Going through the material below, please gather all lines with the word "piControl" in them.

**RECORDS SHOWN**
—————

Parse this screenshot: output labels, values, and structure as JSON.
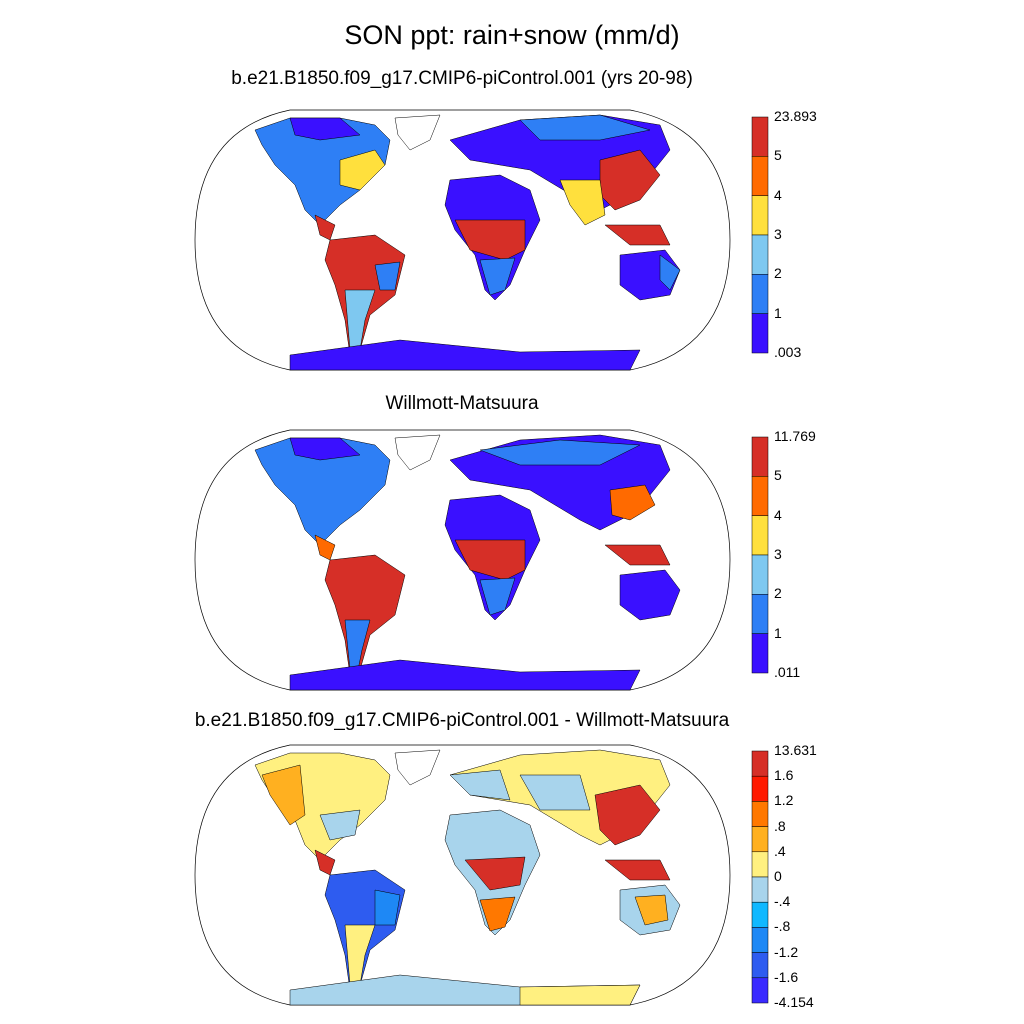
{
  "title": "SON ppt: rain+snow (mm/d)",
  "panels": [
    {
      "subtitle": "b.e21.B1850.f09_g17.CMIP6-piControl.001 (yrs 20-98)",
      "colorbar": {
        "labels": [
          "23.893",
          "5",
          "4",
          "3",
          "2",
          "1",
          ".003"
        ],
        "colors": [
          "#d62f27",
          "#ff6a00",
          "#ffe03d",
          "#7ec8f0",
          "#2e7ff5",
          "#3a10ff"
        ]
      }
    },
    {
      "subtitle": "Willmott-Matsuura",
      "colorbar": {
        "labels": [
          "11.769",
          "5",
          "4",
          "3",
          "2",
          "1",
          ".011"
        ],
        "colors": [
          "#d62f27",
          "#ff6a00",
          "#ffe03d",
          "#7ec8f0",
          "#2e7ff5",
          "#3a10ff"
        ]
      }
    },
    {
      "subtitle": "b.e21.B1850.f09_g17.CMIP6-piControl.001 - Willmott-Matsuura",
      "colorbar": {
        "labels": [
          "13.631",
          "1.6",
          "1.2",
          ".8",
          ".4",
          "0",
          "-.4",
          "-.8",
          "-1.2",
          "-1.6",
          "-4.154"
        ],
        "colors": [
          "#d62f27",
          "#ff1a00",
          "#ff7800",
          "#ffb020",
          "#fff080",
          "#a8d4ec",
          "#10b8ff",
          "#1e88f5",
          "#2e5cf0",
          "#3a2aff"
        ]
      }
    }
  ]
}
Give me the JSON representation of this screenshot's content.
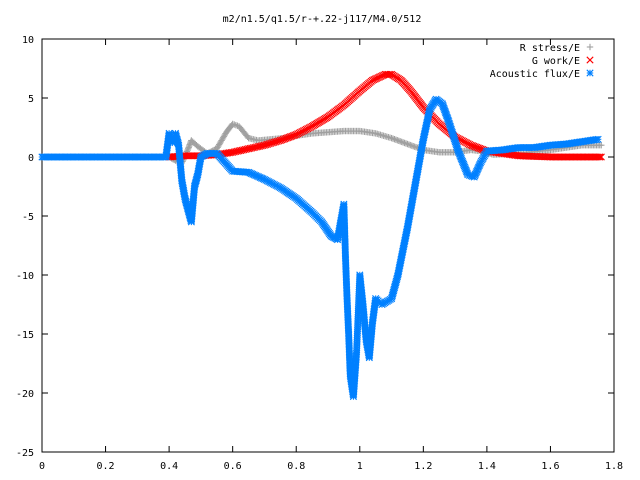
{
  "chart_data": {
    "type": "scatter",
    "title": "m2/n1.5/q1.5/r-+.22-j117/M4.0/512",
    "xlabel": "",
    "ylabel": "",
    "xlim": [
      0,
      1.8
    ],
    "ylim": [
      -25,
      10
    ],
    "x_ticks": [
      "0",
      "0.2",
      "0.4",
      "0.6",
      "0.8",
      "1",
      "1.2",
      "1.4",
      "1.6",
      "1.8"
    ],
    "y_ticks": [
      "10",
      "5",
      "0",
      "-5",
      "-10",
      "-15",
      "-20",
      "-25"
    ],
    "grid": false,
    "legend_position": "top-right",
    "series": [
      {
        "name": "R stress/E",
        "marker": "plus",
        "color": "#a0a0a0",
        "points": [
          [
            0.4,
            0.0
          ],
          [
            0.42,
            -0.3
          ],
          [
            0.44,
            -0.5
          ],
          [
            0.46,
            0.7
          ],
          [
            0.47,
            1.4
          ],
          [
            0.49,
            0.9
          ],
          [
            0.52,
            0.3
          ],
          [
            0.55,
            0.7
          ],
          [
            0.58,
            2.1
          ],
          [
            0.6,
            2.8
          ],
          [
            0.62,
            2.6
          ],
          [
            0.65,
            1.6
          ],
          [
            0.68,
            1.4
          ],
          [
            0.72,
            1.5
          ],
          [
            0.76,
            1.6
          ],
          [
            0.8,
            1.8
          ],
          [
            0.85,
            2.0
          ],
          [
            0.9,
            2.1
          ],
          [
            0.95,
            2.2
          ],
          [
            1.0,
            2.2
          ],
          [
            1.05,
            2.0
          ],
          [
            1.1,
            1.6
          ],
          [
            1.15,
            1.1
          ],
          [
            1.2,
            0.6
          ],
          [
            1.25,
            0.4
          ],
          [
            1.3,
            0.4
          ],
          [
            1.35,
            0.6
          ],
          [
            1.38,
            0.5
          ],
          [
            1.42,
            0.2
          ],
          [
            1.5,
            0.3
          ],
          [
            1.6,
            0.6
          ],
          [
            1.7,
            1.0
          ],
          [
            1.76,
            1.0
          ]
        ]
      },
      {
        "name": "G work/E",
        "marker": "cross",
        "color": "#ff0000",
        "points": [
          [
            0.4,
            0.0
          ],
          [
            0.45,
            0.1
          ],
          [
            0.5,
            0.1
          ],
          [
            0.55,
            0.2
          ],
          [
            0.6,
            0.4
          ],
          [
            0.65,
            0.7
          ],
          [
            0.7,
            1.0
          ],
          [
            0.75,
            1.4
          ],
          [
            0.8,
            1.9
          ],
          [
            0.85,
            2.6
          ],
          [
            0.9,
            3.4
          ],
          [
            0.95,
            4.4
          ],
          [
            1.0,
            5.6
          ],
          [
            1.04,
            6.5
          ],
          [
            1.08,
            7.0
          ],
          [
            1.1,
            7.0
          ],
          [
            1.13,
            6.5
          ],
          [
            1.16,
            5.6
          ],
          [
            1.2,
            4.2
          ],
          [
            1.25,
            2.8
          ],
          [
            1.3,
            1.7
          ],
          [
            1.35,
            1.0
          ],
          [
            1.4,
            0.5
          ],
          [
            1.45,
            0.3
          ],
          [
            1.5,
            0.1
          ],
          [
            1.6,
            0.0
          ],
          [
            1.7,
            0.0
          ],
          [
            1.76,
            0.0
          ]
        ]
      },
      {
        "name": "Acoustic flux/E",
        "marker": "star",
        "color": "#0080ff",
        "points": [
          [
            0.0,
            0.0
          ],
          [
            0.1,
            0.0
          ],
          [
            0.2,
            0.0
          ],
          [
            0.3,
            0.0
          ],
          [
            0.39,
            0.0
          ],
          [
            0.4,
            2.0
          ],
          [
            0.41,
            1.2
          ],
          [
            0.42,
            2.0
          ],
          [
            0.43,
            1.0
          ],
          [
            0.44,
            -2.0
          ],
          [
            0.45,
            -3.5
          ],
          [
            0.46,
            -4.5
          ],
          [
            0.47,
            -5.5
          ],
          [
            0.48,
            -2.5
          ],
          [
            0.49,
            -1.5
          ],
          [
            0.5,
            0.0
          ],
          [
            0.52,
            0.3
          ],
          [
            0.55,
            0.3
          ],
          [
            0.58,
            -0.6
          ],
          [
            0.6,
            -1.2
          ],
          [
            0.65,
            -1.3
          ],
          [
            0.7,
            -1.9
          ],
          [
            0.75,
            -2.6
          ],
          [
            0.8,
            -3.5
          ],
          [
            0.85,
            -4.7
          ],
          [
            0.88,
            -5.5
          ],
          [
            0.91,
            -6.7
          ],
          [
            0.93,
            -7.0
          ],
          [
            0.94,
            -5.5
          ],
          [
            0.95,
            -4.0
          ],
          [
            0.955,
            -8.5
          ],
          [
            0.96,
            -12.0
          ],
          [
            0.965,
            -15.0
          ],
          [
            0.97,
            -18.5
          ],
          [
            0.98,
            -20.3
          ],
          [
            0.99,
            -16.5
          ],
          [
            1.0,
            -10.0
          ],
          [
            1.01,
            -12.5
          ],
          [
            1.02,
            -15.5
          ],
          [
            1.03,
            -17.0
          ],
          [
            1.04,
            -14.0
          ],
          [
            1.05,
            -12.0
          ],
          [
            1.07,
            -12.5
          ],
          [
            1.1,
            -12.0
          ],
          [
            1.12,
            -10.0
          ],
          [
            1.15,
            -6.0
          ],
          [
            1.18,
            -1.5
          ],
          [
            1.2,
            1.5
          ],
          [
            1.22,
            4.0
          ],
          [
            1.24,
            4.9
          ],
          [
            1.26,
            4.5
          ],
          [
            1.28,
            3.0
          ],
          [
            1.31,
            0.5
          ],
          [
            1.34,
            -1.5
          ],
          [
            1.36,
            -1.7
          ],
          [
            1.38,
            -0.5
          ],
          [
            1.4,
            0.5
          ],
          [
            1.45,
            0.6
          ],
          [
            1.5,
            0.8
          ],
          [
            1.55,
            0.8
          ],
          [
            1.6,
            1.0
          ],
          [
            1.65,
            1.1
          ],
          [
            1.7,
            1.3
          ],
          [
            1.75,
            1.5
          ]
        ]
      }
    ]
  }
}
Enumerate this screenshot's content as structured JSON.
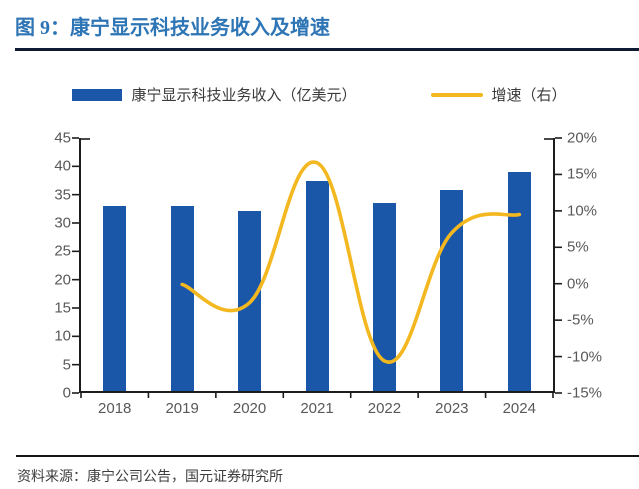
{
  "figure": {
    "title": "图 9：康宁显示科技业务收入及增速",
    "source": "资料来源：康宁公司公告，国元证券研究所"
  },
  "legend": {
    "bar_label": "康宁显示科技业务收入（亿美元）",
    "line_label": "增速（右）"
  },
  "colors": {
    "bar": "#1B57A8",
    "line": "#F3B71F",
    "title_text": "#2E75B5",
    "title_rule": "#0E1B33",
    "axis_text": "#595959",
    "axis_line": "#1d1d1d"
  },
  "chart_data": {
    "type": "bar",
    "subtype": "bar+line combo",
    "title": "康宁显示科技业务收入及增速",
    "categories": [
      "2018",
      "2019",
      "2020",
      "2021",
      "2022",
      "2023",
      "2024"
    ],
    "series": [
      {
        "name": "康宁显示科技业务收入（亿美元）",
        "type": "bar",
        "axis": "left",
        "values": [
          32.6,
          32.6,
          31.7,
          37.0,
          33.1,
          35.4,
          38.7
        ]
      },
      {
        "name": "增速（右）",
        "type": "line",
        "axis": "right",
        "values": [
          null,
          -0.1,
          -2.6,
          16.6,
          -10.6,
          7.0,
          9.5
        ]
      }
    ],
    "left_axis": {
      "min": 0,
      "max": 45,
      "step": 5,
      "tick_labels": [
        "45",
        "40",
        "35",
        "30",
        "25",
        "20",
        "15",
        "10",
        "5",
        "0"
      ]
    },
    "right_axis": {
      "min": -15,
      "max": 20,
      "step": 5,
      "format": "percent",
      "tick_labels": [
        "20%",
        "15%",
        "10%",
        "5%",
        "0%",
        "-5%",
        "-10%",
        "-15%"
      ]
    },
    "grid": false,
    "legend_position": "top",
    "line_smoothed": true
  }
}
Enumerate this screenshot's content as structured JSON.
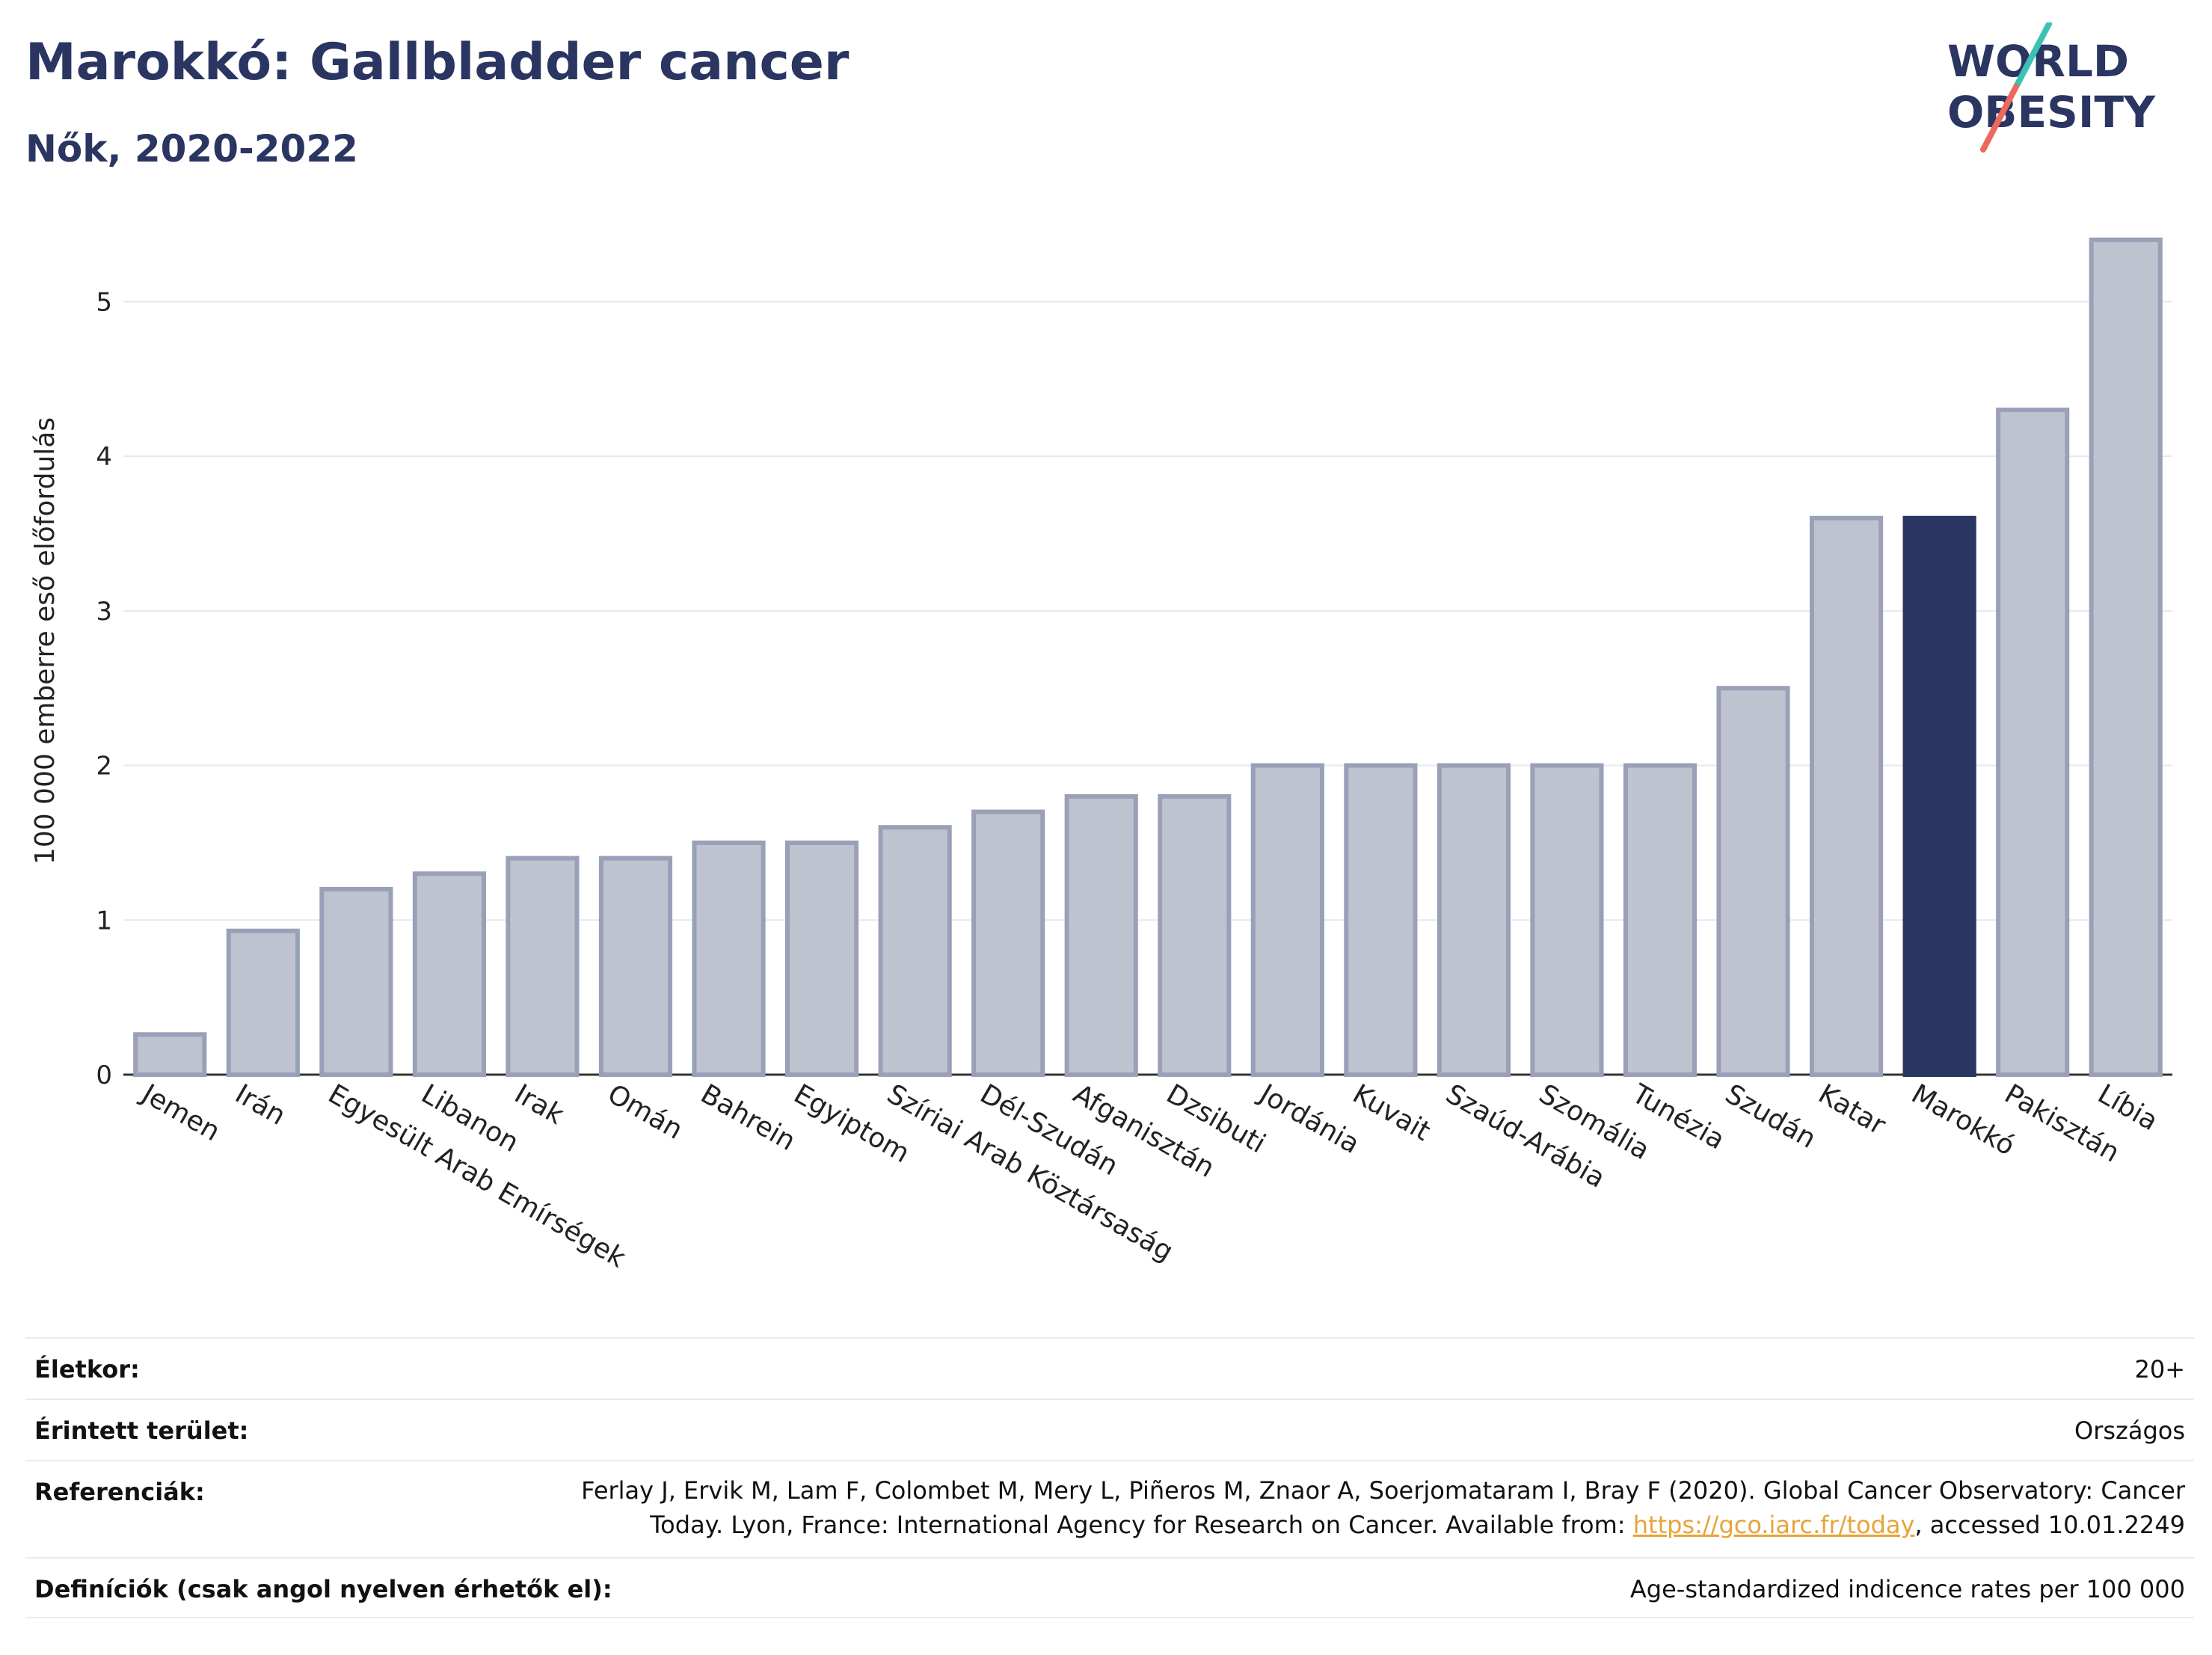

—————

**EXERCISE RESULT**
      "subtitle": "b.e21.B1850.f09_g17.CMIP6-piControl.001 (yrs 20-98)",
      "subtitle": "b.e21.B1850.f09_g17.CMIP6-piControl.001 - Willmott-Matsuura",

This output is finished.